### RECORDS FOR THIS TASK
>>>
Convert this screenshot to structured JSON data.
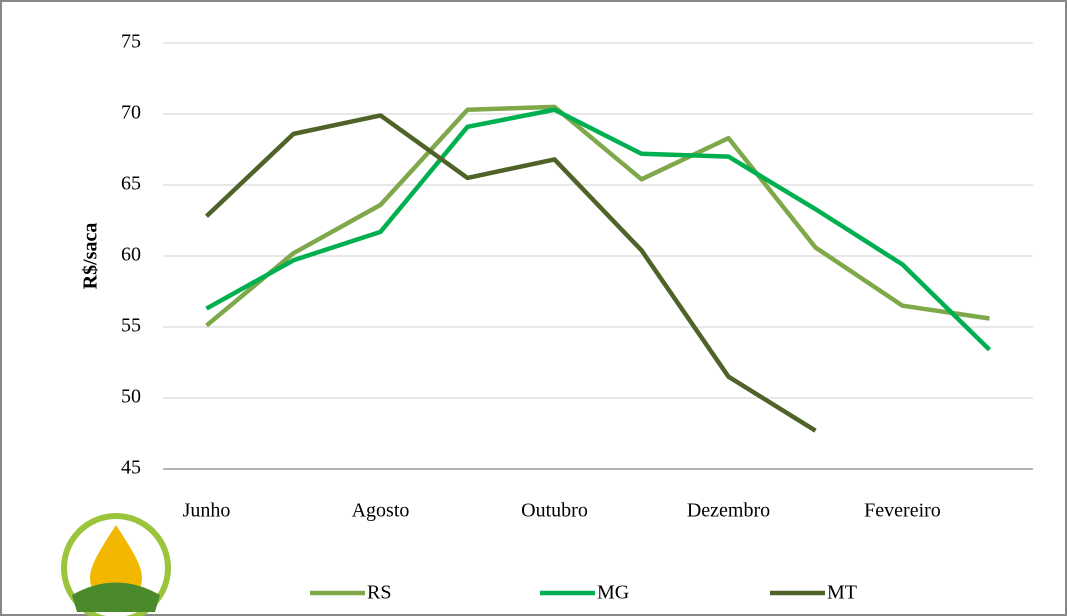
{
  "chart_data": {
    "type": "line",
    "y_label": "R$/saca",
    "categories": [
      "Junho",
      null,
      "Agosto",
      null,
      "Outubro",
      null,
      "Dezembro",
      null,
      "Fevereiro",
      null
    ],
    "series": [
      {
        "name": "RS",
        "color": "#7ea84a",
        "values": [
          55.1,
          60.2,
          63.6,
          70.3,
          70.5,
          65.4,
          68.3,
          60.6,
          56.5,
          55.6
        ]
      },
      {
        "name": "MG",
        "color": "#00b050",
        "values": [
          56.3,
          59.7,
          61.7,
          69.1,
          70.3,
          67.2,
          67.0,
          63.3,
          59.4,
          53.4
        ]
      },
      {
        "name": "MT",
        "color": "#4f6228",
        "values": [
          62.8,
          68.6,
          69.9,
          65.5,
          66.8,
          60.4,
          51.5,
          47.7,
          null,
          null
        ]
      }
    ],
    "ylim": [
      45,
      75
    ],
    "yticks": [
      45,
      50,
      55,
      60,
      65,
      70,
      75
    ],
    "grid": true,
    "legend": "bottom"
  }
}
<<<
### TASK STATEMENT
All lines that include "color" are to be gathered and copied.

### TASK RESULT
        "color": "#7ea84a",
        "color": "#00b050",
        "color": "#4f6228",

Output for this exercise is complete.